Work to complete:
Write down each entry again, exactly as it reads.
━━━ Data for processing
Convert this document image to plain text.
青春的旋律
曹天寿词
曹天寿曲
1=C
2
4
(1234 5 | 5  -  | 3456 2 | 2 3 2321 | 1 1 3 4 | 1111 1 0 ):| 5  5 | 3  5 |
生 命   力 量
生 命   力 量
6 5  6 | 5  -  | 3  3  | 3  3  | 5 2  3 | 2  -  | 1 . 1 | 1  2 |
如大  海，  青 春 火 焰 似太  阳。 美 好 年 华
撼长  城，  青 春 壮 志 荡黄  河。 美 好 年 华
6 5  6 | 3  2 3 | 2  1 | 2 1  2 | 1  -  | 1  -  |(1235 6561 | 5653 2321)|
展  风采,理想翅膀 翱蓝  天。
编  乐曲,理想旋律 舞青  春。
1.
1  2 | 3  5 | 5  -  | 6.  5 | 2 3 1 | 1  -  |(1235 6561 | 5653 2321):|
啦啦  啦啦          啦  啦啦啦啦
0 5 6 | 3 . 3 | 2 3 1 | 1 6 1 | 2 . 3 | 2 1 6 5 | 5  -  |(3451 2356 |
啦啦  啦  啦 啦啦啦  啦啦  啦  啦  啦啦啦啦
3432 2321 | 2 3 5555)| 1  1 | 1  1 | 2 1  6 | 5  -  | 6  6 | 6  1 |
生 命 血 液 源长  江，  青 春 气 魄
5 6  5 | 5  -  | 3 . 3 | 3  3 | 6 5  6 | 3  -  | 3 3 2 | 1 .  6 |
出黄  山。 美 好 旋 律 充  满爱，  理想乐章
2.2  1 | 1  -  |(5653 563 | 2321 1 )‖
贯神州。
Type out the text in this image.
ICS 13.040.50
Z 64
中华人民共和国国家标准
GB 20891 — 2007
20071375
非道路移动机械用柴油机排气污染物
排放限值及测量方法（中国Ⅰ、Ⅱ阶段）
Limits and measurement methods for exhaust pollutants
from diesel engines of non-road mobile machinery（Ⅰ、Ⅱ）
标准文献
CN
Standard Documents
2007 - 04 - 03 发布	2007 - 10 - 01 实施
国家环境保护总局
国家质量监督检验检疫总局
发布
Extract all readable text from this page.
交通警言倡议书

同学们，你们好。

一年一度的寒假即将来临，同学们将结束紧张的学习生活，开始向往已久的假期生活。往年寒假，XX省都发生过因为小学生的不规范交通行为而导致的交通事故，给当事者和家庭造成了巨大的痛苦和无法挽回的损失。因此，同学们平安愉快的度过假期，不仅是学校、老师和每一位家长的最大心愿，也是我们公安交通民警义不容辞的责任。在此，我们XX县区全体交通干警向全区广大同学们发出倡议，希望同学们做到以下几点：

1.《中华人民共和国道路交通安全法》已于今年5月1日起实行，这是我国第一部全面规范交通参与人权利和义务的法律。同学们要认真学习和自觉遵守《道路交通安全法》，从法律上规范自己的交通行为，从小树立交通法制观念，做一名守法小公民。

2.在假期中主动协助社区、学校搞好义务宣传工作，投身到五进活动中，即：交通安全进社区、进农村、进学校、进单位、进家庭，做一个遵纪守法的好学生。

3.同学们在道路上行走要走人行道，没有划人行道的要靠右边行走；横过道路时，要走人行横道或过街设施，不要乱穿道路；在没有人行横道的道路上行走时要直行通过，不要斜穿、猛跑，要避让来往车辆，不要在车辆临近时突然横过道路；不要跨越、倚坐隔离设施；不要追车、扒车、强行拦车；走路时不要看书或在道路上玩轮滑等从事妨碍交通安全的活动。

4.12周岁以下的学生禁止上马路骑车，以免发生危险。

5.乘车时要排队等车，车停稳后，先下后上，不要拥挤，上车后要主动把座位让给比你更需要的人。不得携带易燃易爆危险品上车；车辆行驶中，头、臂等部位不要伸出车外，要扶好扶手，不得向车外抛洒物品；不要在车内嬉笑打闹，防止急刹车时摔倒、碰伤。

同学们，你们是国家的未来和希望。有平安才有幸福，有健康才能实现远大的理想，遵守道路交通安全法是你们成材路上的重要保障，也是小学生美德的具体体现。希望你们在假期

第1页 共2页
━━━━━━
Exercise response:
Convert this document image to plain text.
青春的旋律
曹天寿词
曹天寿曲
1=C
2
4
(1234 5 | 5  -  | 3456 2 | 2 3 2321 | 1 1 3 4 | 1111 1 0 ):| 5  5 | 3  5 |
生 命   力 量
生 命   力 量
6 5  6 | 5  -  | 3  3  | 3  3  | 5 2  3 | 2  -  | 1 . 1 | 1  2 |
如大  海，  青 春 火 焰 似太  阳。 美 好 年 华
撼长  城，  青 春 壮 志 荡黄  河。 美 好 年 华
6 5  6 | 3  2 3 | 2  1 | 2 1  2 | 1  -  | 1  -  |(1235 6561 | 5653 2321)|
展  风采,理想翅膀 翱蓝  天。
编  乐曲,理想旋律 舞青  春。
1.
1  2 | 3  5 | 5  -  | 6.  5 | 2 3 1 | 1  -  |(1235 6561 | 5653 2321):|
啦啦  啦啦          啦  啦啦啦啦
0 5 6 | 3 . 3 | 2 3 1 | 1 6 1 | 2 . 3 | 2 1 6 5 | 5  -  |(3451 2356 |
啦啦  啦  啦 啦啦啦  啦啦  啦  啦  啦啦啦啦
3432 2321 | 2 3 5555)| 1  1 | 1  1 | 2 1  6 | 5  -  | 6  6 | 6  1 |
生 命 血 液 源长  江，  青 春 气 魄
5 6  5 | 5  -  | 3 . 3 | 3  3 | 6 5  6 | 3  -  | 3 3 2 | 1 .  6 |
出黄  山。 美 好 旋 律 充  满爱，  理想乐章
2.2  1 | 1  -  |(5653 563 | 2321 1 )‖
贯神州。
Type out the text in this image.
ICS 13.040.50
Z 64
中华人民共和国国家标准
GB 20891 — 2007
20071375
非道路移动机械用柴油机排气污染物
排放限值及测量方法（中国Ⅰ、Ⅱ阶段）
Limits and measurement methods for exhaust pollutants
from diesel engines of non-road mobile machinery（Ⅰ、Ⅱ）
标准文献
CN
Standard Documents
2007 - 04 - 03 发布	2007 - 10 - 01 实施
国家环境保护总局
国家质量监督检验检疫总局
发布
Extract all readable text from this page.
交通警言倡议书

同学们，你们好。

一年一度的寒假即将来临，同学们将结束紧张的学习生活，开始向往已久的假期生活。往年寒假，XX省都发生过因为小学生的不规范交通行为而导致的交通事故，给当事者和家庭造成了巨大的痛苦和无法挽回的损失。因此，同学们平安愉快的度过假期，不仅是学校、老师和每一位家长的最大心愿，也是我们公安交通民警义不容辞的责任。在此，我们XX县区全体交通干警向全区广大同学们发出倡议，希望同学们做到以下几点：

1.《中华人民共和国道路交通安全法》已于今年5月1日起实行，这是我国第一部全面规范交通参与人权利和义务的法律。同学们要认真学习和自觉遵守《道路交通安全法》，从法律上规范自己的交通行为，从小树立交通法制观念，做一名守法小公民。

2.在假期中主动协助社区、学校搞好义务宣传工作，投身到五进活动中，即：交通安全进社区、进农村、进学校、进单位、进家庭，做一个遵纪守法的好学生。

3.同学们在道路上行走要走人行道，没有划人行道的要靠右边行走；横过道路时，要走人行横道或过街设施，不要乱穿道路；在没有人行横道的道路上行走时要直行通过，不要斜穿、猛跑，要避让来往车辆，不要在车辆临近时突然横过道路；不要跨越、倚坐隔离设施；不要追车、扒车、强行拦车；走路时不要看书或在道路上玩轮滑等从事妨碍交通安全的活动。

4.12周岁以下的学生禁止上马路骑车，以免发生危险。

5.乘车时要排队等车，车停稳后，先下后上，不要拥挤，上车后要主动把座位让给比你更需要的人。不得携带易燃易爆危险品上车；车辆行驶中，头、臂等部位不要伸出车外，要扶好扶手，不得向车外抛洒物品；不要在车内嬉笑打闹，防止急刹车时摔倒、碰伤。

同学们，你们是国家的未来和希望。有平安才有幸福，有健康才能实现远大的理想，遵守道路交通安全法是你们成材路上的重要保障，也是小学生美德的具体体现。希望你们在假期

第1页 共2页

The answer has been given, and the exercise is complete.